● **EXERCISE DIRECTIONS**: In the listing below, find every line with the string "JSON" and pull it out.

● **EXTRACTED INFORMATION**:
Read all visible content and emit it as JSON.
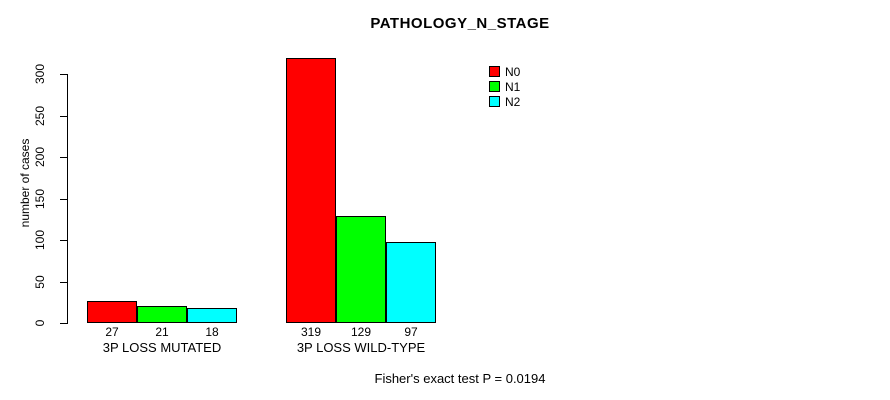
{
  "chart_data": {
    "type": "bar",
    "title": "PATHOLOGY_N_STAGE",
    "xlabel": "",
    "ylabel": "number of cases",
    "categories": [
      "3P LOSS MUTATED",
      "3P LOSS WILD-TYPE"
    ],
    "series": [
      {
        "name": "N0",
        "color": "#ff0000",
        "values": [
          27,
          319
        ]
      },
      {
        "name": "N1",
        "color": "#00ff00",
        "values": [
          21,
          129
        ]
      },
      {
        "name": "N2",
        "color": "#00ffff",
        "values": [
          18,
          97
        ]
      }
    ],
    "value_labels": [
      [
        27,
        21,
        18
      ],
      [
        319,
        129,
        97
      ]
    ],
    "ylim": [
      0,
      300
    ],
    "yticks": [
      0,
      50,
      100,
      150,
      200,
      250,
      300
    ],
    "grid": false,
    "legend_position": "top-right",
    "legend_items": [
      {
        "label": "N0",
        "color": "#ff0000"
      },
      {
        "label": "N1",
        "color": "#00ff00"
      },
      {
        "label": "N2",
        "color": "#00ffff"
      }
    ],
    "annotation": "Fisher's exact test P = 0.0194"
  },
  "colors": {
    "background": "#ffffff",
    "axis": "#000000",
    "text": "#000000"
  }
}
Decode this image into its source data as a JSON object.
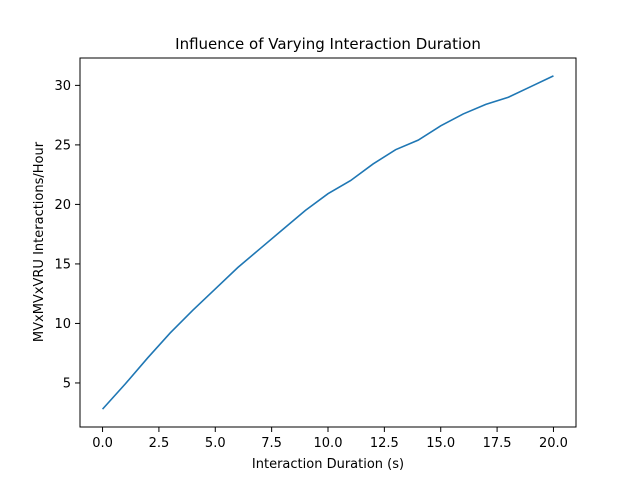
{
  "chart_data": {
    "type": "line",
    "title": "Influence of Varying Interaction Duration",
    "xlabel": "Interaction Duration (s)",
    "ylabel": "MVxMVxVRU Interactions/Hour",
    "xlim": [
      -1.0,
      21.0
    ],
    "ylim": [
      1.3,
      32.3
    ],
    "grid": false,
    "xticks": [
      0.0,
      2.5,
      5.0,
      7.5,
      10.0,
      12.5,
      15.0,
      17.5,
      20.0
    ],
    "xtick_labels": [
      "0.0",
      "2.5",
      "5.0",
      "7.5",
      "10.0",
      "12.5",
      "15.0",
      "17.5",
      "20.0"
    ],
    "yticks": [
      5,
      10,
      15,
      20,
      25,
      30
    ],
    "ytick_labels": [
      "5",
      "10",
      "15",
      "20",
      "25",
      "30"
    ],
    "line_color": "#1f77b4",
    "series": [
      {
        "x": [
          0,
          1,
          2,
          3,
          4,
          5,
          6,
          7,
          8,
          9,
          10,
          11,
          12,
          13,
          14,
          15,
          16,
          17,
          18,
          19,
          20
        ],
        "y": [
          2.8,
          4.9,
          7.1,
          9.2,
          11.1,
          12.9,
          14.7,
          16.3,
          17.9,
          19.5,
          20.9,
          22.0,
          23.4,
          24.6,
          25.4,
          26.6,
          27.6,
          28.4,
          29.0,
          29.9,
          30.8
        ]
      }
    ]
  }
}
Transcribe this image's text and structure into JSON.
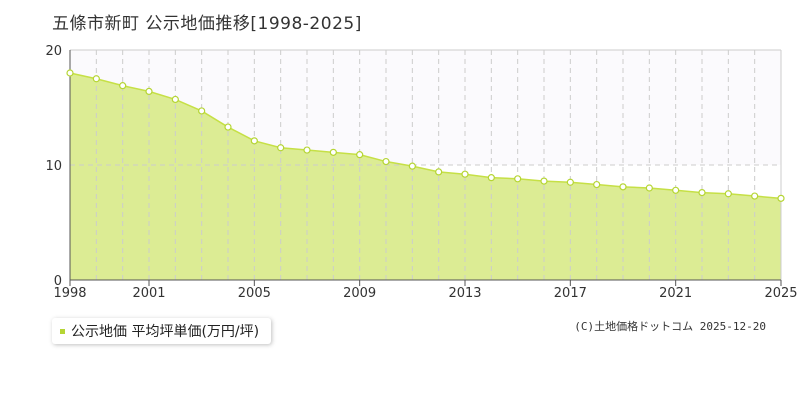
{
  "title": "五條市新町  公示地価推移[1998-2025]",
  "legend_label": "公示地価 平均坪単価(万円/坪)",
  "credit": "(C)土地価格ドットコム 2025-12-20",
  "colors": {
    "fill": "#dcec94",
    "line": "#c6e046",
    "marker": "#b5d534",
    "grid": "#cccccc",
    "axis": "#555555",
    "upper_band": "#fbfafd"
  },
  "chart_data": {
    "type": "area",
    "title": "",
    "xlabel": "",
    "ylabel": "",
    "x_tick_labels": [
      "1998",
      "2001",
      "2005",
      "2009",
      "2013",
      "2017",
      "2021",
      "2025"
    ],
    "y_tick_labels": [
      "0",
      "10",
      "20"
    ],
    "xlim": [
      1998,
      2025
    ],
    "ylim": [
      0,
      20
    ],
    "grid": true,
    "legend": "bottom-left",
    "series": [
      {
        "name": "公示地価 平均坪単価(万円/坪)",
        "x": [
          1998,
          1999,
          2000,
          2001,
          2002,
          2003,
          2004,
          2005,
          2006,
          2007,
          2008,
          2009,
          2010,
          2011,
          2012,
          2013,
          2014,
          2015,
          2016,
          2017,
          2018,
          2019,
          2020,
          2021,
          2022,
          2023,
          2024,
          2025
        ],
        "values": [
          18.0,
          17.5,
          16.9,
          16.4,
          15.7,
          14.7,
          13.3,
          12.1,
          11.5,
          11.3,
          11.1,
          10.9,
          10.3,
          9.9,
          9.4,
          9.2,
          8.9,
          8.8,
          8.6,
          8.5,
          8.3,
          8.1,
          8.0,
          7.8,
          7.6,
          7.5,
          7.3,
          7.1
        ]
      }
    ]
  }
}
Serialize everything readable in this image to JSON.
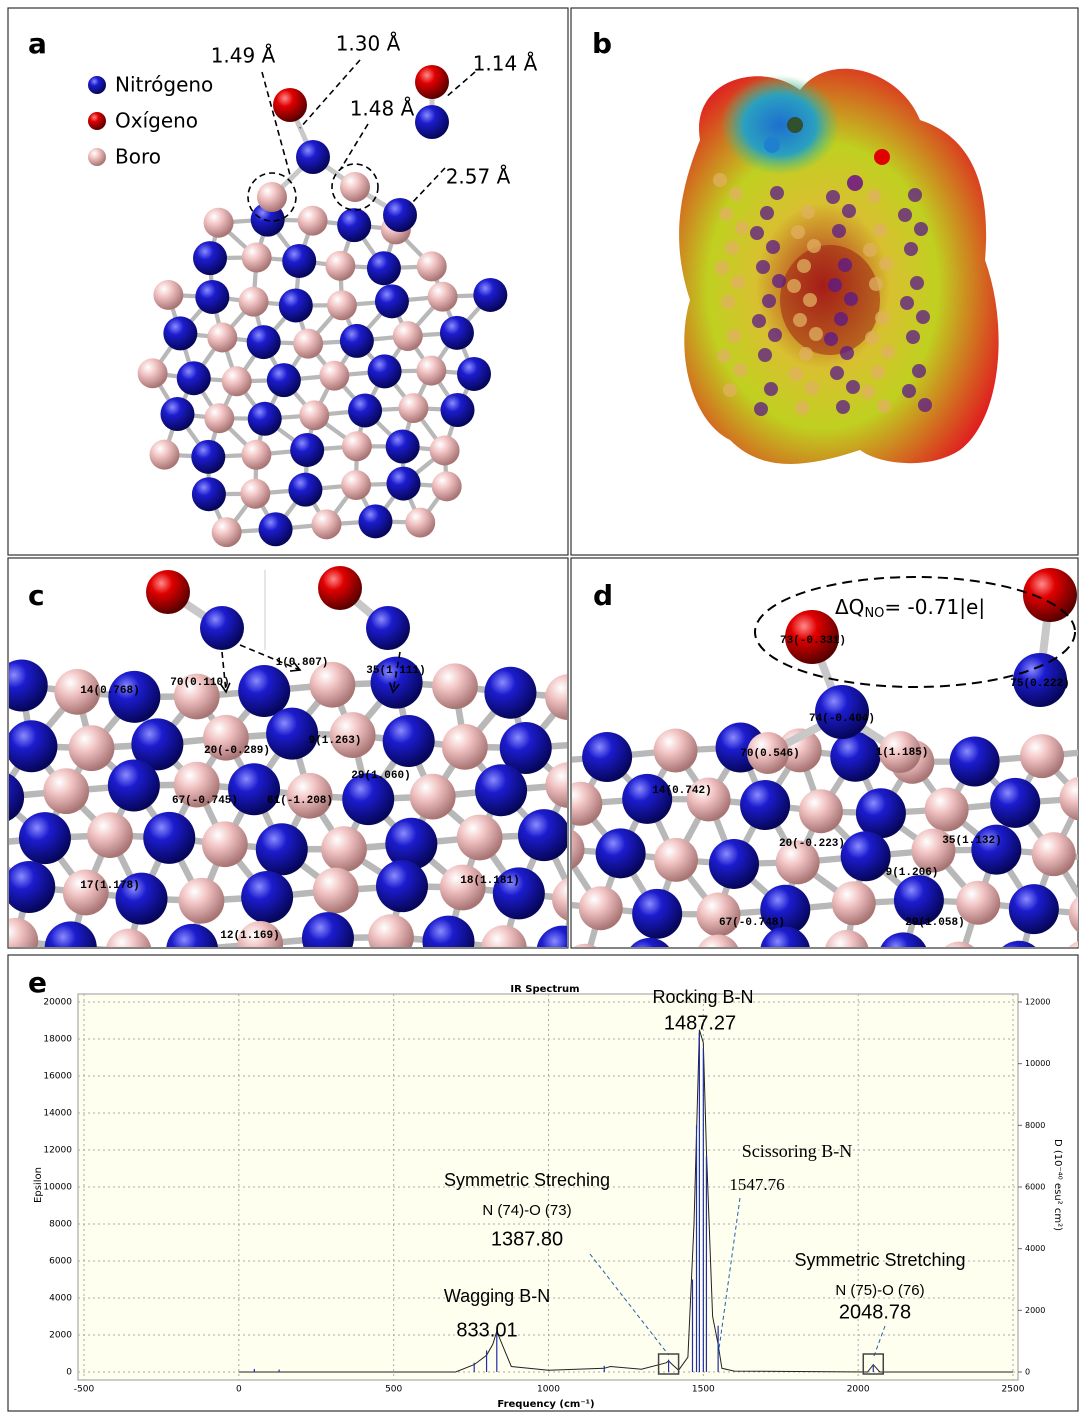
{
  "panels": {
    "a": {
      "label": "a",
      "legend": [
        "Nitrógeno",
        "Oxígeno",
        "Boro"
      ],
      "bond_labels": [
        "1.49 Å",
        "1.30 Å",
        "1.48 Å",
        "1.14 Å",
        "2.57 Å"
      ]
    },
    "b": {
      "label": "b"
    },
    "c": {
      "label": "c",
      "atom_labels": [
        "70(0.110)",
        "1(0.807)",
        "35(1.111)",
        "14(0.768)",
        "29(1.060)",
        "61(-1.208)",
        "12(1.169)",
        "17(1.178)",
        "18(1.181)",
        "67(-0.745)",
        "20(-0.289)",
        "9(1.263)"
      ]
    },
    "d": {
      "label": "d",
      "delta_q": {
        "symbol": "ΔQ",
        "subscript": "NO",
        "value": "= -0.71|e|"
      },
      "atom_labels": [
        "73(-0.331)",
        "74(-0.404)",
        "75(0.222)",
        "70(0.546)",
        "1(1.185)",
        "14(0.742)",
        "9(1.206)",
        "29(1.058)",
        "35(1.132)",
        "67(-0.748)",
        "20(-0.223)"
      ]
    }
  },
  "chart_data": {
    "type": "line",
    "label": "e",
    "title": "IR Spectrum",
    "x_label": "Frequency (cm⁻¹)",
    "y_label": "Epsilon",
    "y2_label": "D (10⁻⁴⁰ esu² cm²)",
    "xlim": [
      -500,
      2500
    ],
    "xticks": [
      -500,
      0,
      500,
      1000,
      1500,
      2000,
      2500
    ],
    "ylim": [
      0,
      20000
    ],
    "yticks": [
      0,
      2000,
      4000,
      6000,
      8000,
      10000,
      12000,
      14000,
      16000,
      18000,
      20000
    ],
    "y2lim": [
      0,
      12000
    ],
    "y2ticks": [
      0,
      2000,
      4000,
      6000,
      8000,
      10000,
      12000
    ],
    "grid": true,
    "series": [
      {
        "color": "#222222",
        "x": [
          0,
          700,
          760,
          800,
          820,
          833.01,
          850,
          880,
          1000,
          1180,
          1200,
          1300,
          1380,
          1387.8,
          1400,
          1420,
          1450,
          1470,
          1487.27,
          1500,
          1510,
          1530,
          1547.76,
          1560,
          1600,
          2030,
          2048.78,
          2070,
          2500
        ],
        "values": [
          0,
          0,
          400,
          900,
          1500,
          2200,
          1500,
          300,
          100,
          200,
          300,
          150,
          500,
          600,
          400,
          100,
          800,
          8000,
          18500,
          17800,
          12000,
          3000,
          1500,
          200,
          50,
          0,
          400,
          0,
          0
        ]
      },
      {
        "color": "#1f2fa8",
        "axis": "y2",
        "style": "stick",
        "x": [
          50,
          130,
          760,
          800,
          833.01,
          1180,
          1387.8,
          1465,
          1478,
          1487.27,
          1500,
          1510,
          1547.76,
          2048.78
        ],
        "values": [
          100,
          80,
          300,
          700,
          1300,
          200,
          400,
          3000,
          8000,
          11000,
          10500,
          7000,
          1500,
          200
        ]
      }
    ],
    "annotations": [
      {
        "lines": [
          "Rocking B-N"
        ],
        "value_label": "1487.27",
        "x": 1487.27
      },
      {
        "lines": [
          "Scissoring B-N"
        ],
        "value_label": "1547.76",
        "x": 1547.76
      },
      {
        "lines": [
          "Symmetric Streching",
          "N (74)-O (73)"
        ],
        "value_label": "1387.80",
        "x": 1387.8
      },
      {
        "lines": [
          "Wagging B-N"
        ],
        "value_label": "833.01",
        "x": 833.01
      },
      {
        "lines": [
          "Symmetric Stretching",
          "N (75)-O (76)"
        ],
        "value_label": "2048.78",
        "x": 2048.78
      }
    ]
  }
}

● **WRITTEN REPLY**:
Read all visible content and emit it as JSON.
Decode this image into its source data as a JSON object.
Transcribe this image's text and structure into JSON.
Serialize everything readable in this image to JSON.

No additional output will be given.